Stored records
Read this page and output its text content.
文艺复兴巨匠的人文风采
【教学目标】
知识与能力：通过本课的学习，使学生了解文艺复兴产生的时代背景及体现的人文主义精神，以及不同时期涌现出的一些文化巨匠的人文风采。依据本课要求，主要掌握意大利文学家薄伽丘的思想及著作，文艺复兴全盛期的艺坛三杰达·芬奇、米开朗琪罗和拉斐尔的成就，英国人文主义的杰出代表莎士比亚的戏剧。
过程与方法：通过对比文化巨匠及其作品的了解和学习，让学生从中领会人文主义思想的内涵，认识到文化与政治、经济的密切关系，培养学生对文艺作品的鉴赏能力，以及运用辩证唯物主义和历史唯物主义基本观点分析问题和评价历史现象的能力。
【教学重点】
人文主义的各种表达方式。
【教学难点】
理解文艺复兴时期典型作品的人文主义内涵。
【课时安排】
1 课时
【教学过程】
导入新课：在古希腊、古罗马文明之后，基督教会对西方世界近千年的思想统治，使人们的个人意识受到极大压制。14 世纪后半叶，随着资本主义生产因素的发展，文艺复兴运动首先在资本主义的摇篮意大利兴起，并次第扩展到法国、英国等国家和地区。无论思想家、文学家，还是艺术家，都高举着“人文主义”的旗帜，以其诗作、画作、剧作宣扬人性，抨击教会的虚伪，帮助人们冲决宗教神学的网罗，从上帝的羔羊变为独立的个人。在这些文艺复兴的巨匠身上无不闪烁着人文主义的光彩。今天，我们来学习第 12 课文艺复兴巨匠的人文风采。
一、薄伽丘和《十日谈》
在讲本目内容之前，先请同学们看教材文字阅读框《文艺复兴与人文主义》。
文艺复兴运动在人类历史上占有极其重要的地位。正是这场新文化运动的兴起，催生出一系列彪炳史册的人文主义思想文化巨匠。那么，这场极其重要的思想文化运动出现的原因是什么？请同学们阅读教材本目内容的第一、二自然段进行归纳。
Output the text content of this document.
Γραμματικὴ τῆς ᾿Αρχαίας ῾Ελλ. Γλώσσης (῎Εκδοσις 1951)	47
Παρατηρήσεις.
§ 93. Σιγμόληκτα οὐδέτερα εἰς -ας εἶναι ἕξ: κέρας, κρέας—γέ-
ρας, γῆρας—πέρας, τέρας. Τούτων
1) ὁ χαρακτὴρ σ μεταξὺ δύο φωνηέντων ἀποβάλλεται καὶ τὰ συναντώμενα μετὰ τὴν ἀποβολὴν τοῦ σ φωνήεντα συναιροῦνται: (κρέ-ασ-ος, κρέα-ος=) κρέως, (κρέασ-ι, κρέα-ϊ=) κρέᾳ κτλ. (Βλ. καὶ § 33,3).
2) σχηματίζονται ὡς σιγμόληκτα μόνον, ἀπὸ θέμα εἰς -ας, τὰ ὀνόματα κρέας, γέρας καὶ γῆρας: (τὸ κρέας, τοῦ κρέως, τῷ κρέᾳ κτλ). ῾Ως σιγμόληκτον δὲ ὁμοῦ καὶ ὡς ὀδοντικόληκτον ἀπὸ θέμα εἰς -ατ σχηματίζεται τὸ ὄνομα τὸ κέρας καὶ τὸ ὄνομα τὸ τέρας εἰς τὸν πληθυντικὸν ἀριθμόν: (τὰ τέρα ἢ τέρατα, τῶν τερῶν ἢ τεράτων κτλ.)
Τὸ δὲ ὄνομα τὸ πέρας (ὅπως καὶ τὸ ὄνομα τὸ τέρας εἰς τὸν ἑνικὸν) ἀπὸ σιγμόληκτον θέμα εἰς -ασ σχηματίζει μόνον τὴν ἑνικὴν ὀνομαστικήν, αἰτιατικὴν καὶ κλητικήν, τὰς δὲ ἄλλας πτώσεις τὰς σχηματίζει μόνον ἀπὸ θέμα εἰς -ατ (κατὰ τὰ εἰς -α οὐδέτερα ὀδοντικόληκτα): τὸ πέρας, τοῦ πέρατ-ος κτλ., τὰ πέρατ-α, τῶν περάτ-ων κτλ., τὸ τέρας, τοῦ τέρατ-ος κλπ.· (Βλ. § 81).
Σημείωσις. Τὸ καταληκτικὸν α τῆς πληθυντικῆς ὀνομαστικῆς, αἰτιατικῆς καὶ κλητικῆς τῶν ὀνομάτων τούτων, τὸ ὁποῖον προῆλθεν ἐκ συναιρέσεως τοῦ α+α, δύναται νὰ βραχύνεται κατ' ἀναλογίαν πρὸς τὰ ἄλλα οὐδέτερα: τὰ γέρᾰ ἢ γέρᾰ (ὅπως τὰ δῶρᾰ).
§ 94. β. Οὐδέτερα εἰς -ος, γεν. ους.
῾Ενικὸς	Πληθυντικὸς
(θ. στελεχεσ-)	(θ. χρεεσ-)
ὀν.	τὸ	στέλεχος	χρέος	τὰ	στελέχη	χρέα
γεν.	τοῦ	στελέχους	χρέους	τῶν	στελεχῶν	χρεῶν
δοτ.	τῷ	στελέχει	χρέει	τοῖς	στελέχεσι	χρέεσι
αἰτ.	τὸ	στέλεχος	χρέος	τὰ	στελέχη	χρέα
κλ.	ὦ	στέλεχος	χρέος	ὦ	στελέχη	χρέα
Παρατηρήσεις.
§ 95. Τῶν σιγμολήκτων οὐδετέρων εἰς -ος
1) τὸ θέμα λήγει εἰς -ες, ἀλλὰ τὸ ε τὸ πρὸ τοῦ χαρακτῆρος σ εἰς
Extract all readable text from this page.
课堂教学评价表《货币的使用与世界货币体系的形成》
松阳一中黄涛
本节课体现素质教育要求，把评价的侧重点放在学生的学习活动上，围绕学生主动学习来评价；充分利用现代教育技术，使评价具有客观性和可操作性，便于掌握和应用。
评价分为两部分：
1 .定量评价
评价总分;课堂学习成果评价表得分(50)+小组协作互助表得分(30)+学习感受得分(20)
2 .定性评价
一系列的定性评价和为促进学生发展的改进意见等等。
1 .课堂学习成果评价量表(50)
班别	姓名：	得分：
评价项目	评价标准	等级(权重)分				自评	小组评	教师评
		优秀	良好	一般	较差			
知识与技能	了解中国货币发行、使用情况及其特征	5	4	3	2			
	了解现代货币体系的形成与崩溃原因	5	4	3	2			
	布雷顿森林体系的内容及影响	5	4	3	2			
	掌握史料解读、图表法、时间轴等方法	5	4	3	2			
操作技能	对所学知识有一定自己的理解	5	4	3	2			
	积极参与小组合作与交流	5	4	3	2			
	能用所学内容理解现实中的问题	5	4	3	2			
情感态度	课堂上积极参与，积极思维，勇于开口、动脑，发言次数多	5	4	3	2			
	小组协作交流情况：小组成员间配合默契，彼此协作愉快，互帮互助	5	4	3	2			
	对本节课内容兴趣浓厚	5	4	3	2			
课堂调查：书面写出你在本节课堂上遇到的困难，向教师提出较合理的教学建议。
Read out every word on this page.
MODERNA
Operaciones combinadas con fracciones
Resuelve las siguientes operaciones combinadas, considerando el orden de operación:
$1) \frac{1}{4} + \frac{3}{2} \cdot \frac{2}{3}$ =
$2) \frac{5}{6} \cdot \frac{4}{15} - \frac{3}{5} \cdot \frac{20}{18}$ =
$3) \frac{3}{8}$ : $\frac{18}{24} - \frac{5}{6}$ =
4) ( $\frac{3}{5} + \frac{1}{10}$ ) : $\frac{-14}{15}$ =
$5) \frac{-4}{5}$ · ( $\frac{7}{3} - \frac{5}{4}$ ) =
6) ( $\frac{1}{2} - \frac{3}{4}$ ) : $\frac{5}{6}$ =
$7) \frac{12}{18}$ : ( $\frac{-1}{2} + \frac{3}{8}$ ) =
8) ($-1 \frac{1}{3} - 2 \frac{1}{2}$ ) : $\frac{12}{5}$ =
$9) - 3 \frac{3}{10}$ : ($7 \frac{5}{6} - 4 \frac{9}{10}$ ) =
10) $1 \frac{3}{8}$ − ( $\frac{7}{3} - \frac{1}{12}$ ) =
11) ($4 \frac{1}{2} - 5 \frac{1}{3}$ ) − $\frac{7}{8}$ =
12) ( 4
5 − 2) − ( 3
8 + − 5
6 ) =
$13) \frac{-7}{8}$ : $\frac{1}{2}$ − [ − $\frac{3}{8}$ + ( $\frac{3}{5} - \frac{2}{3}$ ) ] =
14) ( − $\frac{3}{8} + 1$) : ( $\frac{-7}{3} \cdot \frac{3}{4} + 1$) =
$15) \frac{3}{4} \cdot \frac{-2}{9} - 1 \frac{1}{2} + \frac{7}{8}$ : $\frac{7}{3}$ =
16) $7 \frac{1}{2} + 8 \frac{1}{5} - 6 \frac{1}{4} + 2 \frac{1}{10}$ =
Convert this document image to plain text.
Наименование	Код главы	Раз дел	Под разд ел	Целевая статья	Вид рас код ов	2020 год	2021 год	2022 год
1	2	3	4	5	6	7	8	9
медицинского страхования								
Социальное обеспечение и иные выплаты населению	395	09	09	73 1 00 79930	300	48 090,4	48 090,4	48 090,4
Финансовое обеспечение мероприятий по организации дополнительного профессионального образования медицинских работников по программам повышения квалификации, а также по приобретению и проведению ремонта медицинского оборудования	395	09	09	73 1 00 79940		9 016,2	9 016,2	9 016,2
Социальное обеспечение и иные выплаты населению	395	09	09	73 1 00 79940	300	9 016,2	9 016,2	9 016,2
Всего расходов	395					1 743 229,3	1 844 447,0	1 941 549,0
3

_Task details:_ Determine how many lines of the data contain the word "μόνον", and reply with that number only.

_Task result:_ 2